=== Rows from a dataset ===
= = = = =

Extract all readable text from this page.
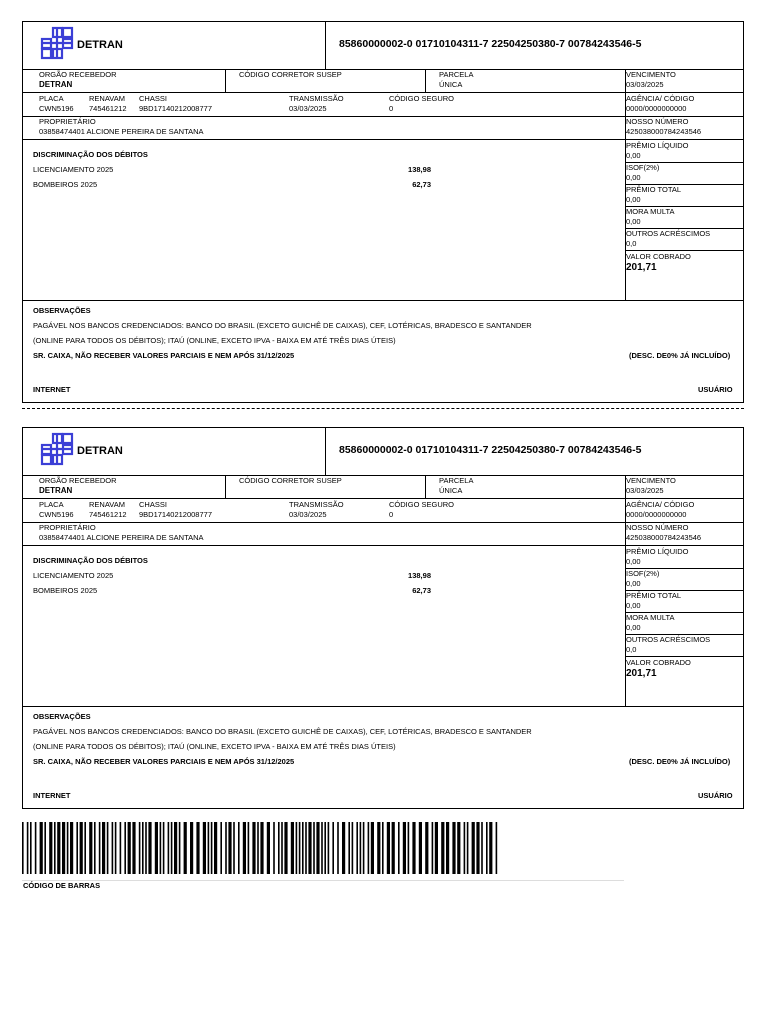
DETRAN	85860000002-0 01710104311-7 22504250380-7 00784243546-5
ORGÃO RECEBEDOR
DETRAN
CÓDIGO CORRETOR SUSEP	PARCELA
ÚNICA
VENCIMENTO
03/03/2025
PLACA
CWN5196
RENAVAM
745461212
CHASSI
9BD17140212008777
TRANSMISSÃO
03/03/2025
CÓDIGO SEGURO
0
AGÊNCIA/ CÓDIGO
0000/0000000000
PROPRIETÁRIO
03858474401 ALCIONE PEREIRA DE SANTANA
NOSSO NÚMERO
425038000784243546
DISCRIMINAÇÃO DOS DÉBITOS
LICENCIAMENTO 2025	138,98
BOMBEIROS 2025	62,73
PRÊMIO LÍQUIDO
0,00
ISOF(2%)
0,00
PRÊMIO TOTAL
0,00
MORA MULTA
0,00
OUTROS ACRÉSCIMOS
0,0
VALOR COBRADO
201,71
OBSERVAÇÕES
PAGÁVEL NOS BANCOS CREDENCIADOS: BANCO DO BRASIL (EXCETO GUICHÊ DE CAIXAS), CEF, LOTÉRICAS, BRADESCO E SANTANDER
(ONLINE PARA TODOS OS DÉBITOS); ITAÚ (ONLINE, EXCETO IPVA - BAIXA EM ATÉ TRÊS DIAS ÚTEIS)
SR. CAIXA, NÃO RECEBER VALORES PARCIAIS E NEM APÓS 31/12/2025	(DESC. DE0% JÁ INCLUÍDO)
INTERNET	USUÁRIO
DETRAN	85860000002-0 01710104311-7 22504250380-7 00784243546-5
ORGÃO RECEBEDOR
DETRAN
CÓDIGO CORRETOR SUSEP	PARCELA
ÚNICA
VENCIMENTO
03/03/2025
PLACA
CWN5196
RENAVAM
745461212
CHASSI
9BD17140212008777
TRANSMISSÃO
03/03/2025
CÓDIGO SEGURO
0
AGÊNCIA/ CÓDIGO
0000/0000000000
PROPRIETÁRIO
03858474401 ALCIONE PEREIRA DE SANTANA
NOSSO NÚMERO
425038000784243546
DISCRIMINAÇÃO DOS DÉBITOS
LICENCIAMENTO 2025	138,98
BOMBEIROS 2025	62,73
PRÊMIO LÍQUIDO
0,00
ISOF(2%)
0,00
PRÊMIO TOTAL
0,00
MORA MULTA
0,00
OUTROS ACRÉSCIMOS
0,0
VALOR COBRADO
201,71
OBSERVAÇÕES
PAGÁVEL NOS BANCOS CREDENCIADOS: BANCO DO BRASIL (EXCETO GUICHÊ DE CAIXAS), CEF, LOTÉRICAS, BRADESCO E SANTANDER
(ONLINE PARA TODOS OS DÉBITOS); ITAÚ (ONLINE, EXCETO IPVA - BAIXA EM ATÉ TRÊS DIAS ÚTEIS)
SR. CAIXA, NÃO RECEBER VALORES PARCIAIS E NEM APÓS 31/12/2025	(DESC. DE0% JÁ INCLUÍDO)
INTERNET	USUÁRIO
CÓDIGO DE BARRAS
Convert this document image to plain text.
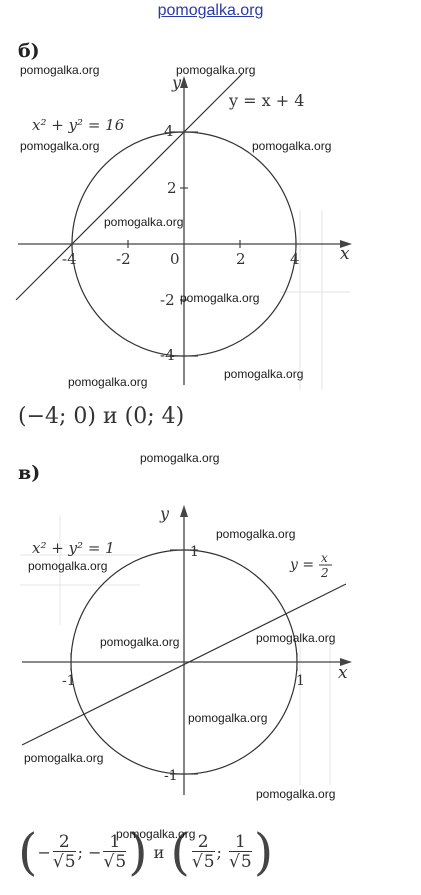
pomogalka.org
б)
y
x
y = x + 4
x² + y² = 16
-4	-2	0	2	4
2
-2
-4
4
(−4; 0) и (0; 4)
в)
y
x
y = x
2
x² + y² = 1	1
-1	1
-1
( − $\frac{2}{√5}$ ; − $\frac{1}{√5}$ ) и ( $\frac{2}{√5}$ ; $\frac{1}{√5}$ )
pomogalka.org	pomogalka.org
pomogalka.org	pomogalka.org
pomogalka.org
pomogalka.org
pomogalka.org
pomogalka.org
pomogalka.org
pomogalka.org
pomogalka.org
pomogalka.org	pomogalka.org
pomogalka.org
pomogalka.org
pomogalka.org
pomogalka.org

= = = = =

=== YOUR GOAL ===
Leave out the pictures and repeat everything else in the records exactly.

=== EXERCISE ANSWER ===
Extract all readable text from this page.
DETRAN	85860000002-0 01710104311-7 22504250380-7 00784243546-5
ORGÃO RECEBEDOR
DETRAN
CÓDIGO CORRETOR SUSEP	PARCELA
ÚNICA
VENCIMENTO
03/03/2025
PLACA
CWN5196
RENAVAM
745461212
CHASSI
9BD17140212008777
TRANSMISSÃO
03/03/2025
CÓDIGO SEGURO
0
AGÊNCIA/ CÓDIGO
0000/0000000000
PROPRIETÁRIO
03858474401 ALCIONE PEREIRA DE SANTANA
NOSSO NÚMERO
425038000784243546
DISCRIMINAÇÃO DOS DÉBITOS
LICENCIAMENTO 2025	138,98
BOMBEIROS 2025	62,73
PRÊMIO LÍQUIDO
0,00
ISOF(2%)
0,00
PRÊMIO TOTAL
0,00
MORA MULTA
0,00
OUTROS ACRÉSCIMOS
0,0
VALOR COBRADO
201,71
OBSERVAÇÕES
PAGÁVEL NOS BANCOS CREDENCIADOS: BANCO DO BRASIL (EXCETO GUICHÊ DE CAIXAS), CEF, LOTÉRICAS, BRADESCO E SANTANDER
(ONLINE PARA TODOS OS DÉBITOS); ITAÚ (ONLINE, EXCETO IPVA - BAIXA EM ATÉ TRÊS DIAS ÚTEIS)
SR. CAIXA, NÃO RECEBER VALORES PARCIAIS E NEM APÓS 31/12/2025	(DESC. DE0% JÁ INCLUÍDO)
INTERNET	USUÁRIO
DETRAN	85860000002-0 01710104311-7 22504250380-7 00784243546-5
ORGÃO RECEBEDOR
DETRAN
CÓDIGO CORRETOR SUSEP	PARCELA
ÚNICA
VENCIMENTO
03/03/2025
PLACA
CWN5196
RENAVAM
745461212
CHASSI
9BD17140212008777
TRANSMISSÃO
03/03/2025
CÓDIGO SEGURO
0
AGÊNCIA/ CÓDIGO
0000/0000000000
PROPRIETÁRIO
03858474401 ALCIONE PEREIRA DE SANTANA
NOSSO NÚMERO
425038000784243546
DISCRIMINAÇÃO DOS DÉBITOS
LICENCIAMENTO 2025	138,98
BOMBEIROS 2025	62,73
PRÊMIO LÍQUIDO
0,00
ISOF(2%)
0,00
PRÊMIO TOTAL
0,00
MORA MULTA
0,00
OUTROS ACRÉSCIMOS
0,0
VALOR COBRADO
201,71
OBSERVAÇÕES
PAGÁVEL NOS BANCOS CREDENCIADOS: BANCO DO BRASIL (EXCETO GUICHÊ DE CAIXAS), CEF, LOTÉRICAS, BRADESCO E SANTANDER
(ONLINE PARA TODOS OS DÉBITOS); ITAÚ (ONLINE, EXCETO IPVA - BAIXA EM ATÉ TRÊS DIAS ÚTEIS)
SR. CAIXA, NÃO RECEBER VALORES PARCIAIS E NEM APÓS 31/12/2025	(DESC. DE0% JÁ INCLUÍDO)
INTERNET	USUÁRIO
CÓDIGO DE BARRAS
Convert this document image to plain text.
pomogalka.org
б)
y
x
y = x + 4
x² + y² = 16
-4	-2	0	2	4
2
-2
-4
4
(−4; 0) и (0; 4)
в)
y
x
y = x
2
x² + y² = 1	1
-1	1
-1
( − $\frac{2}{√5}$ ; − $\frac{1}{√5}$ ) и ( $\frac{2}{√5}$ ; $\frac{1}{√5}$ )
pomogalka.org	pomogalka.org
pomogalka.org	pomogalka.org
pomogalka.org
pomogalka.org
pomogalka.org
pomogalka.org
pomogalka.org
pomogalka.org
pomogalka.org
pomogalka.org	pomogalka.org
pomogalka.org
pomogalka.org
pomogalka.org
pomogalka.org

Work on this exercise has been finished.